LISTED RECORDS ->
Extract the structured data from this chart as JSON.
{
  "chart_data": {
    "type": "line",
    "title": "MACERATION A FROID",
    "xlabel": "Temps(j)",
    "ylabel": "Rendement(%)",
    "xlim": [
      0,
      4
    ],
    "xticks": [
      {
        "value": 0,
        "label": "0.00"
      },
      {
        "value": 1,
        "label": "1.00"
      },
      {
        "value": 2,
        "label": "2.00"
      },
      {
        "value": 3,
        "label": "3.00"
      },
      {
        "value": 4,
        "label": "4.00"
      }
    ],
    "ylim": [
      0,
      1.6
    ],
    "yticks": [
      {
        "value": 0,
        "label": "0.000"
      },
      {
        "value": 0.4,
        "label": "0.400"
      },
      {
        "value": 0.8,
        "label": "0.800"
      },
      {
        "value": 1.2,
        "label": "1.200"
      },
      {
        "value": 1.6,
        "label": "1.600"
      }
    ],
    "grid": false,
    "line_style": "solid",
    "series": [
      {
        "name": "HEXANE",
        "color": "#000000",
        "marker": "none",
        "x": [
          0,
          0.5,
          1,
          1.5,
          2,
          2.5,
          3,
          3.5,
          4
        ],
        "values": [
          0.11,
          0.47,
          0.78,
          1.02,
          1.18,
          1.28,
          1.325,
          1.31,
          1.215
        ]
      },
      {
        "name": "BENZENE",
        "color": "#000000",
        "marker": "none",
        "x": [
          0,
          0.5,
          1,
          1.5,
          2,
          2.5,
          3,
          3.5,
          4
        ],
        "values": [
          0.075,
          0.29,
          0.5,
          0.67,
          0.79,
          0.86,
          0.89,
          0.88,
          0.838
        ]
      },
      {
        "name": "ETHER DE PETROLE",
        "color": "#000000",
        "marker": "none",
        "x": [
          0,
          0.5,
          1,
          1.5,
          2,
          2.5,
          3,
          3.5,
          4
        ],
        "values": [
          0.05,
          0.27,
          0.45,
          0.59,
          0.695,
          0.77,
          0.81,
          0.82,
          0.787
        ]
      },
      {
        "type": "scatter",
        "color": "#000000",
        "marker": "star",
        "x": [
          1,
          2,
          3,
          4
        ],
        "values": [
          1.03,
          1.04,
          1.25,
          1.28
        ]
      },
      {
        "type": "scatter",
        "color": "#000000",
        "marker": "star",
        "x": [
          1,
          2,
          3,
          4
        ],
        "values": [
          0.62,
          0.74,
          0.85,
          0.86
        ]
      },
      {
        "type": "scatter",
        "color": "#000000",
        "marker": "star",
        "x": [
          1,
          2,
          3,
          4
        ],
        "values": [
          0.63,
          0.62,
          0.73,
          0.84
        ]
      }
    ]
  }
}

STATED GOAL -> Copy every record exactly, with nothing added or dropped.

OUTPUT BELOW ->
Extract the structured data from this chart as JSON.
{
  "chart_data": {
    "type": "line",
    "title": "MACERATION A FROID",
    "xlabel": "Temps(j)",
    "ylabel": "Rendement(%)",
    "xlim": [
      0,
      4
    ],
    "xticks": [
      {
        "value": 0,
        "label": "0.00"
      },
      {
        "value": 1,
        "label": "1.00"
      },
      {
        "value": 2,
        "label": "2.00"
      },
      {
        "value": 3,
        "label": "3.00"
      },
      {
        "value": 4,
        "label": "4.00"
      }
    ],
    "ylim": [
      0,
      1.6
    ],
    "yticks": [
      {
        "value": 0,
        "label": "0.000"
      },
      {
        "value": 0.4,
        "label": "0.400"
      },
      {
        "value": 0.8,
        "label": "0.800"
      },
      {
        "value": 1.2,
        "label": "1.200"
      },
      {
        "value": 1.6,
        "label": "1.600"
      }
    ],
    "grid": false,
    "line_style": "solid",
    "series": [
      {
        "name": "HEXANE",
        "color": "#000000",
        "marker": "none",
        "x": [
          0,
          0.5,
          1,
          1.5,
          2,
          2.5,
          3,
          3.5,
          4
        ],
        "values": [
          0.11,
          0.47,
          0.78,
          1.02,
          1.18,
          1.28,
          1.325,
          1.31,
          1.215
        ]
      },
      {
        "name": "BENZENE",
        "color": "#000000",
        "marker": "none",
        "x": [
          0,
          0.5,
          1,
          1.5,
          2,
          2.5,
          3,
          3.5,
          4
        ],
        "values": [
          0.075,
          0.29,
          0.5,
          0.67,
          0.79,
          0.86,
          0.89,
          0.88,
          0.838
        ]
      },
      {
        "name": "ETHER DE PETROLE",
        "color": "#000000",
        "marker": "none",
        "x": [
          0,
          0.5,
          1,
          1.5,
          2,
          2.5,
          3,
          3.5,
          4
        ],
        "values": [
          0.05,
          0.27,
          0.45,
          0.59,
          0.695,
          0.77,
          0.81,
          0.82,
          0.787
        ]
      },
      {
        "type": "scatter",
        "color": "#000000",
        "marker": "star",
        "x": [
          1,
          2,
          3,
          4
        ],
        "values": [
          1.03,
          1.04,
          1.25,
          1.28
        ]
      },
      {
        "type": "scatter",
        "color": "#000000",
        "marker": "star",
        "x": [
          1,
          2,
          3,
          4
        ],
        "values": [
          0.62,
          0.74,
          0.85,
          0.86
        ]
      },
      {
        "type": "scatter",
        "color": "#000000",
        "marker": "star",
        "x": [
          1,
          2,
          3,
          4
        ],
        "values": [
          0.63,
          0.62,
          0.73,
          0.84
        ]
      }
    ]
  }
}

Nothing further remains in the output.